# [Aim]
Every line of the material that follows must be printed again exactly.

# [Data supplied]
........

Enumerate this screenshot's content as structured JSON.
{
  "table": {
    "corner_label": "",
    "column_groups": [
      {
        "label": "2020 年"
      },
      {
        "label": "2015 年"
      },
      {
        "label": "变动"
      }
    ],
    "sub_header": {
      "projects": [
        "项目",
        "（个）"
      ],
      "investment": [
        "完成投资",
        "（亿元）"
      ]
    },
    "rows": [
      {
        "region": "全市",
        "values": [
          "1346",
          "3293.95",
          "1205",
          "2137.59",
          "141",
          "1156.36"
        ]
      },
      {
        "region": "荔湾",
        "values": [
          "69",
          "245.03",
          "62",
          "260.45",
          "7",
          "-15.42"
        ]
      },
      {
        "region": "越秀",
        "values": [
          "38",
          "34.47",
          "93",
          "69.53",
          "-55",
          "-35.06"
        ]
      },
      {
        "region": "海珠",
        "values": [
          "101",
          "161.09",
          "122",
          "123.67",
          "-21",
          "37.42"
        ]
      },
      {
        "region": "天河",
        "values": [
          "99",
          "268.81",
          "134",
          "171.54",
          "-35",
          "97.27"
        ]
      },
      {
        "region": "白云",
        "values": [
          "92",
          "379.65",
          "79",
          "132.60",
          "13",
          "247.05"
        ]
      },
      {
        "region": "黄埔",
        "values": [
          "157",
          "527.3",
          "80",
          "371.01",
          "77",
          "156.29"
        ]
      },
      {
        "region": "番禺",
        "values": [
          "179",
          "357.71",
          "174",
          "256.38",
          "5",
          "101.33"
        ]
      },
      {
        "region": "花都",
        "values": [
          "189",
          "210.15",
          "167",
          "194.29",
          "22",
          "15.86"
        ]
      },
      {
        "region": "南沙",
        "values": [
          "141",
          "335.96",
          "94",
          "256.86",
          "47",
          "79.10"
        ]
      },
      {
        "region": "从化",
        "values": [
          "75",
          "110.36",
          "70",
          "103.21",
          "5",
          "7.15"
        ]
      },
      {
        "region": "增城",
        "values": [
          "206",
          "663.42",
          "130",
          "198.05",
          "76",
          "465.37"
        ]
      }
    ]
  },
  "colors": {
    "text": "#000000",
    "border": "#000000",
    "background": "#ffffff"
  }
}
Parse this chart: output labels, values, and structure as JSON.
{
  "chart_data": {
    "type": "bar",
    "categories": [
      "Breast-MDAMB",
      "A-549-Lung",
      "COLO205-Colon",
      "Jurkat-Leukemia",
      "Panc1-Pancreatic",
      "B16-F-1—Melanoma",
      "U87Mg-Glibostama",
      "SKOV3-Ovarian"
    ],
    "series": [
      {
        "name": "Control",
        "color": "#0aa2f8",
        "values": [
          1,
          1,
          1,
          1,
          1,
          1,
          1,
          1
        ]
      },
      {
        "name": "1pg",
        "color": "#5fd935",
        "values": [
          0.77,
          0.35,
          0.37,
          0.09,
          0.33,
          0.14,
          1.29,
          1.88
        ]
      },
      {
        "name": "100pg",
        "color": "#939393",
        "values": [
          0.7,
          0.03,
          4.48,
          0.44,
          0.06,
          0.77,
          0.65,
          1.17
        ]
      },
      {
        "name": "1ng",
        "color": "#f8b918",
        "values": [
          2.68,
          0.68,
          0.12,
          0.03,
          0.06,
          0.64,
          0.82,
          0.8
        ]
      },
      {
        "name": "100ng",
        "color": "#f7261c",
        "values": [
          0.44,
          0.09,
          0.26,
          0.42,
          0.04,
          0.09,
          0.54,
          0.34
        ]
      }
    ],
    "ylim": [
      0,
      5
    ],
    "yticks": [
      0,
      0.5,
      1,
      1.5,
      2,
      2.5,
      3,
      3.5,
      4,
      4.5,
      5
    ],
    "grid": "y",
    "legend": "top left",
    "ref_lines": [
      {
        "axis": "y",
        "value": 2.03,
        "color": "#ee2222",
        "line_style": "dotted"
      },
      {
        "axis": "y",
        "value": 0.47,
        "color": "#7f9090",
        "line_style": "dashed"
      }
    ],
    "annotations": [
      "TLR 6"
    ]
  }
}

........

# [Result of this task]
Enumerate this screenshot's content as structured JSON.
{
  "table": {
    "corner_label": "",
    "column_groups": [
      {
        "label": "2020 年"
      },
      {
        "label": "2015 年"
      },
      {
        "label": "变动"
      }
    ],
    "sub_header": {
      "projects": [
        "项目",
        "（个）"
      ],
      "investment": [
        "完成投资",
        "（亿元）"
      ]
    },
    "rows": [
      {
        "region": "全市",
        "values": [
          "1346",
          "3293.95",
          "1205",
          "2137.59",
          "141",
          "1156.36"
        ]
      },
      {
        "region": "荔湾",
        "values": [
          "69",
          "245.03",
          "62",
          "260.45",
          "7",
          "-15.42"
        ]
      },
      {
        "region": "越秀",
        "values": [
          "38",
          "34.47",
          "93",
          "69.53",
          "-55",
          "-35.06"
        ]
      },
      {
        "region": "海珠",
        "values": [
          "101",
          "161.09",
          "122",
          "123.67",
          "-21",
          "37.42"
        ]
      },
      {
        "region": "天河",
        "values": [
          "99",
          "268.81",
          "134",
          "171.54",
          "-35",
          "97.27"
        ]
      },
      {
        "region": "白云",
        "values": [
          "92",
          "379.65",
          "79",
          "132.60",
          "13",
          "247.05"
        ]
      },
      {
        "region": "黄埔",
        "values": [
          "157",
          "527.3",
          "80",
          "371.01",
          "77",
          "156.29"
        ]
      },
      {
        "region": "番禺",
        "values": [
          "179",
          "357.71",
          "174",
          "256.38",
          "5",
          "101.33"
        ]
      },
      {
        "region": "花都",
        "values": [
          "189",
          "210.15",
          "167",
          "194.29",
          "22",
          "15.86"
        ]
      },
      {
        "region": "南沙",
        "values": [
          "141",
          "335.96",
          "94",
          "256.86",
          "47",
          "79.10"
        ]
      },
      {
        "region": "从化",
        "values": [
          "75",
          "110.36",
          "70",
          "103.21",
          "5",
          "7.15"
        ]
      },
      {
        "region": "增城",
        "values": [
          "206",
          "663.42",
          "130",
          "198.05",
          "76",
          "465.37"
        ]
      }
    ]
  },
  "colors": {
    "text": "#000000",
    "border": "#000000",
    "background": "#ffffff"
  }
}
Parse this chart: output labels, values, and structure as JSON.
{
  "chart_data": {
    "type": "bar",
    "categories": [
      "Breast-MDAMB",
      "A-549-Lung",
      "COLO205-Colon",
      "Jurkat-Leukemia",
      "Panc1-Pancreatic",
      "B16-F-1—Melanoma",
      "U87Mg-Glibostama",
      "SKOV3-Ovarian"
    ],
    "series": [
      {
        "name": "Control",
        "color": "#0aa2f8",
        "values": [
          1,
          1,
          1,
          1,
          1,
          1,
          1,
          1
        ]
      },
      {
        "name": "1pg",
        "color": "#5fd935",
        "values": [
          0.77,
          0.35,
          0.37,
          0.09,
          0.33,
          0.14,
          1.29,
          1.88
        ]
      },
      {
        "name": "100pg",
        "color": "#939393",
        "values": [
          0.7,
          0.03,
          4.48,
          0.44,
          0.06,
          0.77,
          0.65,
          1.17
        ]
      },
      {
        "name": "1ng",
        "color": "#f8b918",
        "values": [
          2.68,
          0.68,
          0.12,
          0.03,
          0.06,
          0.64,
          0.82,
          0.8
        ]
      },
      {
        "name": "100ng",
        "color": "#f7261c",
        "values": [
          0.44,
          0.09,
          0.26,
          0.42,
          0.04,
          0.09,
          0.54,
          0.34
        ]
      }
    ],
    "ylim": [
      0,
      5
    ],
    "yticks": [
      0,
      0.5,
      1,
      1.5,
      2,
      2.5,
      3,
      3.5,
      4,
      4.5,
      5
    ],
    "grid": "y",
    "legend": "top left",
    "ref_lines": [
      {
        "axis": "y",
        "value": 2.03,
        "color": "#ee2222",
        "line_style": "dotted"
      },
      {
        "axis": "y",
        "value": 0.47,
        "color": "#7f9090",
        "line_style": "dashed"
      }
    ],
    "annotations": [
      "TLR 6"
    ]
  }
}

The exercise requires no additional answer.